TEXTAUSZUG

Wer frisch von der Uni kommt und einen Job sucht, wird derzeit in fünf Bundesländern besonders schnell fündig. Und wer ein Praktikum braucht, sollte sich auf bestimmte Großstädte konzentrieren.

          Hochschul-Absolventen finden derzeit die meisten offenen Stellen in Bayern und Baden-Württemberg, wie eine Studie der Jobsuchmaschine Adzuna ergeben hat. In Bayern sind derzeit 19,6 Prozent der freien Stellen für Berufseinsteiger mit Hochschulabschluss zu finden, in Baden-Württemberg 15,3 Prozent. Danach folgen Nordrhein-Westfalen mit 14,8 Prozent und Hessen mit 9,2 Prozent an freien Stellen.

          Die Grafik zeigt die Bundesländer mit den derzeit meisten offenen Stellen für Berufseinsteiger.

          Während diese Ergebnisse aufgrund der wirtschaftlichen Stärke dieser vier Bundesländer nicht unbedingt überraschen, bietet Berlin mit einem Anteil von sechs Prozent erstaunlich viele offene Stellen für Absolventen, was die Wachstumsdynamik der deutschen Hauptstadt unterstreicht. Die fünf Regionen Bayern, Baden-Württemberg, Nordrhein-Westfalen, Hessen und Berlin vereinen somit 65 Prozent aller offenen Stellen für junge Menschen, die frisch von der Hochschule kommen.

          Die Verteilung der Absolventen-Jobs spiegelt in weiten Teilen die allgemeine Wettbewerbssituation auf dem deutschen Arbeitsmarkt wider, wie eine Analyse von Adzuna im Februar dieses Jahres zeigte. Allerdings scheint es so, als ob Berlin für Berufseinsteiger bessere Chancen bietet als für den allgemeinen Bewerber, welches den Status der Stadt als Magnet für junge Menschen einmal mehr unterstreicht. Auch für Praktikanten wird Berlin immer attraktiver: Mit 657 freien Stellen liegt es nur noch hinter Stuttgart mit 1256, München mit 1096 und Frankfurt mit 685 offenen Praktikanten-Positionen.

DATENÜBERSICHT

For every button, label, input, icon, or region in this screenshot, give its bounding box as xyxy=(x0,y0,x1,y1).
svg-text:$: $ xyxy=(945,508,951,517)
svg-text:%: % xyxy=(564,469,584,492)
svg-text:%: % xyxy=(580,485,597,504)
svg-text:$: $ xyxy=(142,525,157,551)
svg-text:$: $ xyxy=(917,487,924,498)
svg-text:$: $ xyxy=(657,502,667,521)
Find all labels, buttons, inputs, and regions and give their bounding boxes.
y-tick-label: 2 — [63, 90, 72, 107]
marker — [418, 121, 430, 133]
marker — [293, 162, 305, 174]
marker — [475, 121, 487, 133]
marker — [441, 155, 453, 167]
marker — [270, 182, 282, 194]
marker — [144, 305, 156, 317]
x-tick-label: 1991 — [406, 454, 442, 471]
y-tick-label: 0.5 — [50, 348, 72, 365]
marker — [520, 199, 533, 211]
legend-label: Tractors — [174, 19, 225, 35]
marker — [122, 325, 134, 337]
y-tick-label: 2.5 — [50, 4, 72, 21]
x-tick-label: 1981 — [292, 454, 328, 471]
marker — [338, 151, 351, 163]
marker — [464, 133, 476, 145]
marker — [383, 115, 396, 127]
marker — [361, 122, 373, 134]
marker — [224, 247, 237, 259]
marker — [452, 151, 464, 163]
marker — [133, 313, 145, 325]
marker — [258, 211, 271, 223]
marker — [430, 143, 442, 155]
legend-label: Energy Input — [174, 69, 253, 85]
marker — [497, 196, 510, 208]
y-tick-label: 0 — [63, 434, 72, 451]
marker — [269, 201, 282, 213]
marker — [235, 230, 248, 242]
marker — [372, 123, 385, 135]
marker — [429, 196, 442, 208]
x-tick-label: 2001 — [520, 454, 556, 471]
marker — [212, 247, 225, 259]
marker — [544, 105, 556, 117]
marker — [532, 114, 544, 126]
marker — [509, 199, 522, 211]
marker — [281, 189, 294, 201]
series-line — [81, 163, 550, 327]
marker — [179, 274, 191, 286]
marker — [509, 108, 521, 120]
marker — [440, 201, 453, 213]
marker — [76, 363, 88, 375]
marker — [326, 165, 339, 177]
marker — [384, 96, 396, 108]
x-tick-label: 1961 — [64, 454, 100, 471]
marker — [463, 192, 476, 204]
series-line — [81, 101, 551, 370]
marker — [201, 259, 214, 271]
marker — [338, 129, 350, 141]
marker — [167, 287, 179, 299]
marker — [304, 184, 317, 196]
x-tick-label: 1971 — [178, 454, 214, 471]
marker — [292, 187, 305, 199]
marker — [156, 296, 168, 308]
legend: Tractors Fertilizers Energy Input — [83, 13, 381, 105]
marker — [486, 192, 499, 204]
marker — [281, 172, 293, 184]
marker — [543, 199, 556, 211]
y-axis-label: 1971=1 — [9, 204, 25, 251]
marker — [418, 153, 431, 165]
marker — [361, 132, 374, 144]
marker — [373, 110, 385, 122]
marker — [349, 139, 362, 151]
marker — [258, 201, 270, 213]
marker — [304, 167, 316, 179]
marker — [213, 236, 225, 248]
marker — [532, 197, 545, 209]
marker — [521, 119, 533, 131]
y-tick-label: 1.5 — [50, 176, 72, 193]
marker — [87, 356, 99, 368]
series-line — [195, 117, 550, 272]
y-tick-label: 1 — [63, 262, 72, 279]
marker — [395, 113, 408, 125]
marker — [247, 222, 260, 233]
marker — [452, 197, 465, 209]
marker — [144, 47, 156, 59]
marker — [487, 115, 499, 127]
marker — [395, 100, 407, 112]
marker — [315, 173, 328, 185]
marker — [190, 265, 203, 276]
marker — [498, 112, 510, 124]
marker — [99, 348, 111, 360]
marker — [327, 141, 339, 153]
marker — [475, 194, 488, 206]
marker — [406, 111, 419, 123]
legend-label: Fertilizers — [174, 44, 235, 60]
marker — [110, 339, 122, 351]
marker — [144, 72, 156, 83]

AUFGABEN
[A] Beantworten Sie anhand des Textauszugs:
(i) Welchen Anteil der freien Stellen für Berufseinsteiger mit Hochschulabschluss hat Hessen?
(ii) Wie viel Prozent aller offenen Stellen für Hochschulabsolventen vereinen die fünf genannten Regionen?
(iii) Wie viele offene Praktikanten-Positionen gibt es in München?
[B] Schreiben Sie aus dem Textauszug den Abschnitt von „Hochschul-Absolventen finden derzeit“ bis einschließlich „Stellen für Berufseinsteiger.“ wortgetreu ab.
Das Material wird hier nicht gebraucht.

LÖSUNGEN
[A]
(i) 9,2 Prozent
(ii) 65 Prozent
(iii) 1096

[B]
Hochschul-Absolventen finden derzeit die meisten offenen Stellen in Bayern und Baden-Württemberg, wie eine Studie der Jobsuchmaschine Adzuna ergeben hat. In Bayern sind derzeit 19,6 Prozent der freien Stellen für Berufseinsteiger mit Hochschulabschluss zu finden, in Baden-Württemberg 15,3 Prozent. Danach folgen Nordrhein-Westfalen mit 14,8 Prozent und Hessen mit 9,2 Prozent an freien Stellen.

          Die Grafik zeigt die Bundesländer mit den derzeit meisten offenen Stellen für Berufseinsteiger.